RECORDS PROVIDED
/---
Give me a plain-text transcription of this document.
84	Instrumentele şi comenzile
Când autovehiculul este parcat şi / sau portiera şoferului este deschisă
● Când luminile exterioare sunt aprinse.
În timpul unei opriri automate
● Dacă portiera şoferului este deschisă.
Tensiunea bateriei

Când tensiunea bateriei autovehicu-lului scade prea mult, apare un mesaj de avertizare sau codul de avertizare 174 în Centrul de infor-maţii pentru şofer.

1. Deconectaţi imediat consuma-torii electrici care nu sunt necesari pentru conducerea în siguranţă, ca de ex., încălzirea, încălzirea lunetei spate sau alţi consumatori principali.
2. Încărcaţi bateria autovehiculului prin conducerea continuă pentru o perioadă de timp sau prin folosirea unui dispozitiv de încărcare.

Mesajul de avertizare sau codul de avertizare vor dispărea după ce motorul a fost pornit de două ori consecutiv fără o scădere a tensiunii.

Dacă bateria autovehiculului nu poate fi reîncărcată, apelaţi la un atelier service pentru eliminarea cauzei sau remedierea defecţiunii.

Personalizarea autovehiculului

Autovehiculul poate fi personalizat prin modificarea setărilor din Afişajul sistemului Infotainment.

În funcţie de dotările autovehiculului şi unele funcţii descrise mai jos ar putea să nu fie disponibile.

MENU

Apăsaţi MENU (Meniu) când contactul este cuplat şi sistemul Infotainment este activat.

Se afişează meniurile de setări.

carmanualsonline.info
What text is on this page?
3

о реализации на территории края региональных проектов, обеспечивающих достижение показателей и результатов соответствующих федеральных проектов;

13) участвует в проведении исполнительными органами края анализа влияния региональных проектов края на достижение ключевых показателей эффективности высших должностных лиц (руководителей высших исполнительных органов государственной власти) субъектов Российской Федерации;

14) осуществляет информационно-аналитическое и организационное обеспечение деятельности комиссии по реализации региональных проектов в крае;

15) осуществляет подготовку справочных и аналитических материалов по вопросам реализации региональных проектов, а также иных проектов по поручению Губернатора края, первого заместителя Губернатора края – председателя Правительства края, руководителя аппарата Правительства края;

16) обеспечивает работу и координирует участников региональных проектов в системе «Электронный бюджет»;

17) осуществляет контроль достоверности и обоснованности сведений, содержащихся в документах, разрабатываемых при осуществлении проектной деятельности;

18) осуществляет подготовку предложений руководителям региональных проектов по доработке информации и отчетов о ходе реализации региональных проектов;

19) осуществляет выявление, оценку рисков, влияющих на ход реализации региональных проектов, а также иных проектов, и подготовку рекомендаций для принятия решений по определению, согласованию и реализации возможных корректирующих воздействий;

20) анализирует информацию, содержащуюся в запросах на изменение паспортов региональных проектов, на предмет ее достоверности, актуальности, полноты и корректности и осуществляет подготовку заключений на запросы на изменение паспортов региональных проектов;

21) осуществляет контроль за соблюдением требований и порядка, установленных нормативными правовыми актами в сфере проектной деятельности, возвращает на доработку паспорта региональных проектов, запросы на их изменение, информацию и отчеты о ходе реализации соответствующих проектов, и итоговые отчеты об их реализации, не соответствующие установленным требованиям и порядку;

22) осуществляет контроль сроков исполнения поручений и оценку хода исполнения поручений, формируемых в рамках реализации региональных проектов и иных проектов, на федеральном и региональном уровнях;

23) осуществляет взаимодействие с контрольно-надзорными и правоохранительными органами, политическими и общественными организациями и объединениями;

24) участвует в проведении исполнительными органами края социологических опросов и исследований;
\---
WHAT THE EXERCISE ASKS
Where a line above contains the string "достоверности", copy that line.

CORRECT OUTPUT
17) осуществляет контроль достоверности и обоснованности сведений, содержащихся в документах, разрабатываемых при осуществлении проектной деятельности;
20) анализирует информацию, содержащуюся в запросах на изменение паспортов региональных проектов, на предмет ее достоверности, актуальности, полноты и корректности и осуществляет подготовку заключений на запросы на изменение паспортов региональных проектов;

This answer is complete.